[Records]

· · · · ·

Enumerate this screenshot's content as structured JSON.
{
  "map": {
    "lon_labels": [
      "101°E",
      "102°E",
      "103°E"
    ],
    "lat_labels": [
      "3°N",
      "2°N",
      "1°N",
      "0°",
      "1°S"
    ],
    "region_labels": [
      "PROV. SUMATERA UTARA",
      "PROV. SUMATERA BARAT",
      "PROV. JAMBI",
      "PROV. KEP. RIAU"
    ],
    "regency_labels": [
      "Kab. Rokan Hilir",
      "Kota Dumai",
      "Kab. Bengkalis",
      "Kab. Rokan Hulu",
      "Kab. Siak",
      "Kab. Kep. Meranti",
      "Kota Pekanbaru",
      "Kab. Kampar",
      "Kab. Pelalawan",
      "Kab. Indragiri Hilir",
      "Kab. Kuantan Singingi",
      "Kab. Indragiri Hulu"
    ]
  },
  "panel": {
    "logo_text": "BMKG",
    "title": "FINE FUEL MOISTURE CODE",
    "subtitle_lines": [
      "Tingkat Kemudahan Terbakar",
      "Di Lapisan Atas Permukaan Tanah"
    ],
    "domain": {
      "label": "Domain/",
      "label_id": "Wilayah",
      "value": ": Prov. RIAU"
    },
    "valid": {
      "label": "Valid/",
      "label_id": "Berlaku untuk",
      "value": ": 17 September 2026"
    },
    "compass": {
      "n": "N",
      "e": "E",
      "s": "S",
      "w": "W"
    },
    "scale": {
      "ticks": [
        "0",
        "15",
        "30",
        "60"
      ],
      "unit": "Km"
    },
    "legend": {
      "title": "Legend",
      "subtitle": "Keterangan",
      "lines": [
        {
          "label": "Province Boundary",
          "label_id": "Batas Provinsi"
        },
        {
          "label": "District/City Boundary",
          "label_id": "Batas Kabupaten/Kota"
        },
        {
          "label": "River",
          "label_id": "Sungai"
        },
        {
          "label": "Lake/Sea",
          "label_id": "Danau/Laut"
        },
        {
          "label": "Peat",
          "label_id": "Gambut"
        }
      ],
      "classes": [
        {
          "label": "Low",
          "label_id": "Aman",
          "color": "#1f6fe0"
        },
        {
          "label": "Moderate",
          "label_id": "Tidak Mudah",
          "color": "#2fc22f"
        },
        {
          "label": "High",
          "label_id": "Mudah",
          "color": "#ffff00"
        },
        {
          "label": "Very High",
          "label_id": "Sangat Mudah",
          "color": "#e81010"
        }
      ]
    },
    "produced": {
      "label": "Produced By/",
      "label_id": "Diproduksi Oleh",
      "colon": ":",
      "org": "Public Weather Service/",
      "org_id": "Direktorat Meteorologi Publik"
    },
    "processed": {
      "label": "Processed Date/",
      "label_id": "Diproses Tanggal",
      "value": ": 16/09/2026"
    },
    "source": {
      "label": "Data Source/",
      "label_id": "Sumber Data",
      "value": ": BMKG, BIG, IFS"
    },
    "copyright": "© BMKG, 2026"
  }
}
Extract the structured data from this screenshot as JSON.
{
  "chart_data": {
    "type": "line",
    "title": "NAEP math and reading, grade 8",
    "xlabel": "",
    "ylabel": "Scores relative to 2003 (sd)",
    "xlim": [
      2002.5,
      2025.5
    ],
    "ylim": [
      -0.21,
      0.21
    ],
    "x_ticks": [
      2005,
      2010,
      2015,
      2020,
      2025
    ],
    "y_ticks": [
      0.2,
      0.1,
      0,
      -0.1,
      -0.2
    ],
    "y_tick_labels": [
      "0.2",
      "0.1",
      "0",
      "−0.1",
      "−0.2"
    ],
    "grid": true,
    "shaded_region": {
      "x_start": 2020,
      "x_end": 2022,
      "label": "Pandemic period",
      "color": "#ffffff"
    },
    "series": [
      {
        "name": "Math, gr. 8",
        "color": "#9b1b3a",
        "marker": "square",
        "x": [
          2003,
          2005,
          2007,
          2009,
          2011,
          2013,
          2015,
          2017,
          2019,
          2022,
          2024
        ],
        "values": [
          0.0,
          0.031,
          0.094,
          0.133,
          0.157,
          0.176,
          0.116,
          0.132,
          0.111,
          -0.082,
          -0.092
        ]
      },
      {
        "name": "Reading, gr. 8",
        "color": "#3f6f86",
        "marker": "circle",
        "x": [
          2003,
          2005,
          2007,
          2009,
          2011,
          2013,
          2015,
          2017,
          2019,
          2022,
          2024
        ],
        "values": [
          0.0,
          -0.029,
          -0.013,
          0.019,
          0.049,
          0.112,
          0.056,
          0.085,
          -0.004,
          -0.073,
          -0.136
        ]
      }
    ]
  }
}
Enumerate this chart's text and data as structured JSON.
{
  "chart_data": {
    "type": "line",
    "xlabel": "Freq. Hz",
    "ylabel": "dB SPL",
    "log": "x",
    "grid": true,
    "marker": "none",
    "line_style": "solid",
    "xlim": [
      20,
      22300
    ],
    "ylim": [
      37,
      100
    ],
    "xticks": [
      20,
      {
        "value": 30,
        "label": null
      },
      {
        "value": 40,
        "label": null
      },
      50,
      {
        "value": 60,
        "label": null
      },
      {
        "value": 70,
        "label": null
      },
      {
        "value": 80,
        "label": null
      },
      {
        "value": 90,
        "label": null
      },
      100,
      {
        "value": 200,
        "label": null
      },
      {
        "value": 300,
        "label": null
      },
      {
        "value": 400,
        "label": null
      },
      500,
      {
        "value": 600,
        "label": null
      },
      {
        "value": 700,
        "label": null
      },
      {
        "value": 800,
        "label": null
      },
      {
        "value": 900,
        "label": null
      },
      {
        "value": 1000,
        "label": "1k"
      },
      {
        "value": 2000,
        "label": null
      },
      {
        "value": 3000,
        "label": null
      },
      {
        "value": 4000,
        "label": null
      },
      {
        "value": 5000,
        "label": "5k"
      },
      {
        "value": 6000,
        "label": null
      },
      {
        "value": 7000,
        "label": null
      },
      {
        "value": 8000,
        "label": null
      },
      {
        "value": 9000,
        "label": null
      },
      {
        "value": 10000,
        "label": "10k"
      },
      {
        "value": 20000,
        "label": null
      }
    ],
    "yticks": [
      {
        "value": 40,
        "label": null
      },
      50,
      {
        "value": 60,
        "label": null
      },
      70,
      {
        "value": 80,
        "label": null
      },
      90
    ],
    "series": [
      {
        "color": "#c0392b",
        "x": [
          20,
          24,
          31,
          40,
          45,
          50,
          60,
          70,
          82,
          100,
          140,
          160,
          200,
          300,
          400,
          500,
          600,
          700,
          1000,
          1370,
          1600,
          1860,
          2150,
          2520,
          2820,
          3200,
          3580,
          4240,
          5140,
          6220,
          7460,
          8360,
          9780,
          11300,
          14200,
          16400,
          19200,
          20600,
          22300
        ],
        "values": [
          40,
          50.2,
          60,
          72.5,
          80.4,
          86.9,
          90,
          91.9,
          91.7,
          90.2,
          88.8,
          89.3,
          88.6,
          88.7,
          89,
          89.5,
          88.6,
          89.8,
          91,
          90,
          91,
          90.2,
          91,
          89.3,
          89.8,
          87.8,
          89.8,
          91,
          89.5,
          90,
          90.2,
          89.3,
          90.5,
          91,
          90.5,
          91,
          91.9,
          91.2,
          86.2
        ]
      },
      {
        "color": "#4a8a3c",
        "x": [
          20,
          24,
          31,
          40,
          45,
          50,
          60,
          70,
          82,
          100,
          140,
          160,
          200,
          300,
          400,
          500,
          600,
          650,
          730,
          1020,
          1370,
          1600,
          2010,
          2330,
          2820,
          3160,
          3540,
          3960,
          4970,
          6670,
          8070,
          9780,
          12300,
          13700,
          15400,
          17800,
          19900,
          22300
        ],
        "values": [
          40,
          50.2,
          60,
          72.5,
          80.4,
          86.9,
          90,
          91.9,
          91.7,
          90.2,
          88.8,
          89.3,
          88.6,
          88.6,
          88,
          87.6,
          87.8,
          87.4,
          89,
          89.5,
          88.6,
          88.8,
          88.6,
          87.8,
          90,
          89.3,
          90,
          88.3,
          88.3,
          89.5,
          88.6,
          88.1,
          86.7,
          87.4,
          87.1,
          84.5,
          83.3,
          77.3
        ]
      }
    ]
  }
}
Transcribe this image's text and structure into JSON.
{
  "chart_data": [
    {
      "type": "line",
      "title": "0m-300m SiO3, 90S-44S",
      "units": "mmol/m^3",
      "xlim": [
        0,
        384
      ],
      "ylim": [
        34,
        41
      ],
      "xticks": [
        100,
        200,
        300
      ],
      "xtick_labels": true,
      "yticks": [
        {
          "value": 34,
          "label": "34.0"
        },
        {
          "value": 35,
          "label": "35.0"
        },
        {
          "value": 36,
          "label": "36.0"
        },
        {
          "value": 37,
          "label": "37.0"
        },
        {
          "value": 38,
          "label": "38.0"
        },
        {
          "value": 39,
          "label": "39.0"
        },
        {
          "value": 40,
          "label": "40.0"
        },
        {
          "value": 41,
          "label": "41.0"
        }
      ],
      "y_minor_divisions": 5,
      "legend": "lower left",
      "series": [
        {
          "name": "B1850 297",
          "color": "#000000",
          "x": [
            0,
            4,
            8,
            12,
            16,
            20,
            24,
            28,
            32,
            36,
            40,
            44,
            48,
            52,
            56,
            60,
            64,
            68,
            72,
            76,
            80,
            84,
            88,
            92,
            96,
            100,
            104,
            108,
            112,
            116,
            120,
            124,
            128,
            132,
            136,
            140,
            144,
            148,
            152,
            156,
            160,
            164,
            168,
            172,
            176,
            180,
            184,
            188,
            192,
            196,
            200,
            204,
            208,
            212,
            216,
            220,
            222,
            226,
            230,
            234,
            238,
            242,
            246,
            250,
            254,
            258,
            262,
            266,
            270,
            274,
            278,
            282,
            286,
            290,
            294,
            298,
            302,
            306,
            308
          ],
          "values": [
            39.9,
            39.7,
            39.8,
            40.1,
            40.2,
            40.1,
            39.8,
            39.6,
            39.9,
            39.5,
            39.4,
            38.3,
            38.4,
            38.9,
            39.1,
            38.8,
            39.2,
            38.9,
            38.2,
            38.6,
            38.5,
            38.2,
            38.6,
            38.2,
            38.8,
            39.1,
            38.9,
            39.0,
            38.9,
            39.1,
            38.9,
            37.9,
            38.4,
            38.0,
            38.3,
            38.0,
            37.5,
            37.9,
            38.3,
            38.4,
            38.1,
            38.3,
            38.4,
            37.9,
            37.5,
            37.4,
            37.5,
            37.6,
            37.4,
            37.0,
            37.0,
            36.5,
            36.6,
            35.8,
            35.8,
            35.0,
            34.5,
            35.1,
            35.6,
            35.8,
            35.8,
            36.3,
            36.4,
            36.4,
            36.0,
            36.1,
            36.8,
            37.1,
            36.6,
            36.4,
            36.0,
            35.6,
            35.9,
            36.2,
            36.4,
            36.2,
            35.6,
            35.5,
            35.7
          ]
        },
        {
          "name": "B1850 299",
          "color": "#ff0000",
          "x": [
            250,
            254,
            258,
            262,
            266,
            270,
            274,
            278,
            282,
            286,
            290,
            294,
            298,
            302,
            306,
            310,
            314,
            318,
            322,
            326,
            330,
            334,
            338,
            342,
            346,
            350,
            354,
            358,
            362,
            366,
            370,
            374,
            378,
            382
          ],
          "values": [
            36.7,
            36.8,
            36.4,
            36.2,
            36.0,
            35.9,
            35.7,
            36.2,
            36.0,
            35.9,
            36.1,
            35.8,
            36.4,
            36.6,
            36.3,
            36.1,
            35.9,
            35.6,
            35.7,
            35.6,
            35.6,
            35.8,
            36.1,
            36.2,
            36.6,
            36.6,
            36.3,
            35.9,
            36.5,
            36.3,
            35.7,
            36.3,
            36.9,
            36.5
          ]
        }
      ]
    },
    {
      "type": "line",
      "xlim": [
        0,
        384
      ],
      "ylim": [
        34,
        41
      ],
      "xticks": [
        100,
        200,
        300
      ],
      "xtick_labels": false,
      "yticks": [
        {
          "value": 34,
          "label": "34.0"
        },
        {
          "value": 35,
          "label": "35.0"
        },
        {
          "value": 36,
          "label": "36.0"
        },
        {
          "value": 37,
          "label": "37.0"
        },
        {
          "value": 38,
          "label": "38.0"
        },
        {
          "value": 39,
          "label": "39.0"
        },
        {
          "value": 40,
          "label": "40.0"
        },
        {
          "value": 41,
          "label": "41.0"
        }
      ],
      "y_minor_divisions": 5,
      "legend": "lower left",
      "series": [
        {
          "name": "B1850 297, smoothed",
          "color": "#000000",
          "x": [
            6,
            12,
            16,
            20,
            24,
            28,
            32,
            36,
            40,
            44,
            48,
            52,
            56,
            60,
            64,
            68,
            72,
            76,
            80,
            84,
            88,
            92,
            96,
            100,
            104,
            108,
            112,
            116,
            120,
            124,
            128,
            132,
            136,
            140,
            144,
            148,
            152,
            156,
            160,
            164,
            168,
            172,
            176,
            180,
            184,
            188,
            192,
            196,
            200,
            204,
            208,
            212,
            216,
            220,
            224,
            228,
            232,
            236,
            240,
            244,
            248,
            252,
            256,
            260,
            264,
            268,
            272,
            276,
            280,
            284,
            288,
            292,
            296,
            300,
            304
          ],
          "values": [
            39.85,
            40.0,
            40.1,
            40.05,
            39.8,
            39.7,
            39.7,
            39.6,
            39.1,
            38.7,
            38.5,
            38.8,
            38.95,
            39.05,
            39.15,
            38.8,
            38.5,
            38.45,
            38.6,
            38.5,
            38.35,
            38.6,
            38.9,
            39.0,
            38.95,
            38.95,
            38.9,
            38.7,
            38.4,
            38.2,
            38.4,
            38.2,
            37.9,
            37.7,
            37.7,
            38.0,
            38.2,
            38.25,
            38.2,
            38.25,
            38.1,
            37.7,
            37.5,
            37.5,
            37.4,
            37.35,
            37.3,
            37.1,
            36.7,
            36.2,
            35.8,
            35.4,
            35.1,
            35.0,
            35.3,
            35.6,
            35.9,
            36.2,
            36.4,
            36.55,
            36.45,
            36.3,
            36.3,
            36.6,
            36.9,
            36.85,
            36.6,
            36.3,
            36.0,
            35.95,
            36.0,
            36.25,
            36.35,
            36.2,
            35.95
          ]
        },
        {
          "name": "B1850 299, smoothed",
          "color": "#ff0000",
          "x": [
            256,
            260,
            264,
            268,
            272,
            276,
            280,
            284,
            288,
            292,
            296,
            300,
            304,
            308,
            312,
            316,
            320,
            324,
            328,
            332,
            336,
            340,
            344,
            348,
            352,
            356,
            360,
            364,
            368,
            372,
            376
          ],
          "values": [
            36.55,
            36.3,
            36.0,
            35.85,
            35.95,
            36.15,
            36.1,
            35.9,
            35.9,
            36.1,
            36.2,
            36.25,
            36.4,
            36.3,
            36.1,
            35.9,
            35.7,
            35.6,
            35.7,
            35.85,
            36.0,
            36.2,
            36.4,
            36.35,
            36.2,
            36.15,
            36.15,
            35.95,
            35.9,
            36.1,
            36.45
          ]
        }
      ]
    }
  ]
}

· · · · ·

_PROBLEM DESCRIPTION_
Go through the material above and copy each line that has the word "SUMATERA".

_FULL SOLUTION_
      "PROV. SUMATERA UTARA",
      "PROV. SUMATERA BARAT",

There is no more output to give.